━━━ The input

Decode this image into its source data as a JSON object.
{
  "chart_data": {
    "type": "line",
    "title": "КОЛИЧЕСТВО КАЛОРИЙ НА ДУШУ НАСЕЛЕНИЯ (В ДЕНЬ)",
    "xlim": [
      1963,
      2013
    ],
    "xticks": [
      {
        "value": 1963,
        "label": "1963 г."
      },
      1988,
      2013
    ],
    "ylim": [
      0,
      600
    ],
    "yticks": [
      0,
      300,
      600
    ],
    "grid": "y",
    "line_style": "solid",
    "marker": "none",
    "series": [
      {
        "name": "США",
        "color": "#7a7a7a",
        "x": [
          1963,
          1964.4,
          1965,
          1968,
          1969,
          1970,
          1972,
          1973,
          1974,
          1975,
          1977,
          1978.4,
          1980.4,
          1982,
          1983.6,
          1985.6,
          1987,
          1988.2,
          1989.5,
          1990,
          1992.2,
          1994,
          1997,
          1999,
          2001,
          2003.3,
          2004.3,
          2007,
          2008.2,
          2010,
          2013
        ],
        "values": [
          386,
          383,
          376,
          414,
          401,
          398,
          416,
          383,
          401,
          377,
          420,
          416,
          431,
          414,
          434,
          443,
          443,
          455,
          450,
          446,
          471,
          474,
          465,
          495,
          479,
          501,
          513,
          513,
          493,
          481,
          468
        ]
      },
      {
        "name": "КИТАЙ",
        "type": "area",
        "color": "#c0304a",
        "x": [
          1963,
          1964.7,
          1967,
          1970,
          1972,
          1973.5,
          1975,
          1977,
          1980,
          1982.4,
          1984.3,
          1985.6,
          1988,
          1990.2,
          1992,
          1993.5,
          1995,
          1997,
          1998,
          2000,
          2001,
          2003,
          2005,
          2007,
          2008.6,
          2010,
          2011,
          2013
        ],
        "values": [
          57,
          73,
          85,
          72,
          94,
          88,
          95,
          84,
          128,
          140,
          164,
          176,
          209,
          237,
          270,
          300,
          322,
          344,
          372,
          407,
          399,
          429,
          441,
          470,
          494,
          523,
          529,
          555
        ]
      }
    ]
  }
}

━━━━━━

Task requirements:
Transcribe the material above in its entirety. Match it exactly.

Solution to this exercise:
Decode this image into its source data as a JSON object.
{
  "chart_data": {
    "type": "line",
    "title": "КОЛИЧЕСТВО КАЛОРИЙ НА ДУШУ НАСЕЛЕНИЯ (В ДЕНЬ)",
    "xlim": [
      1963,
      2013
    ],
    "xticks": [
      {
        "value": 1963,
        "label": "1963 г."
      },
      1988,
      2013
    ],
    "ylim": [
      0,
      600
    ],
    "yticks": [
      0,
      300,
      600
    ],
    "grid": "y",
    "line_style": "solid",
    "marker": "none",
    "series": [
      {
        "name": "США",
        "color": "#7a7a7a",
        "x": [
          1963,
          1964.4,
          1965,
          1968,
          1969,
          1970,
          1972,
          1973,
          1974,
          1975,
          1977,
          1978.4,
          1980.4,
          1982,
          1983.6,
          1985.6,
          1987,
          1988.2,
          1989.5,
          1990,
          1992.2,
          1994,
          1997,
          1999,
          2001,
          2003.3,
          2004.3,
          2007,
          2008.2,
          2010,
          2013
        ],
        "values": [
          386,
          383,
          376,
          414,
          401,
          398,
          416,
          383,
          401,
          377,
          420,
          416,
          431,
          414,
          434,
          443,
          443,
          455,
          450,
          446,
          471,
          474,
          465,
          495,
          479,
          501,
          513,
          513,
          493,
          481,
          468
        ]
      },
      {
        "name": "КИТАЙ",
        "type": "area",
        "color": "#c0304a",
        "x": [
          1963,
          1964.7,
          1967,
          1970,
          1972,
          1973.5,
          1975,
          1977,
          1980,
          1982.4,
          1984.3,
          1985.6,
          1988,
          1990.2,
          1992,
          1993.5,
          1995,
          1997,
          1998,
          2000,
          2001,
          2003,
          2005,
          2007,
          2008.6,
          2010,
          2011,
          2013
        ],
        "values": [
          57,
          73,
          85,
          72,
          94,
          88,
          95,
          84,
          128,
          140,
          164,
          176,
          209,
          237,
          270,
          300,
          322,
          344,
          372,
          407,
          399,
          429,
          441,
          470,
          494,
          523,
          529,
          555
        ]
      }
    ]
  }
}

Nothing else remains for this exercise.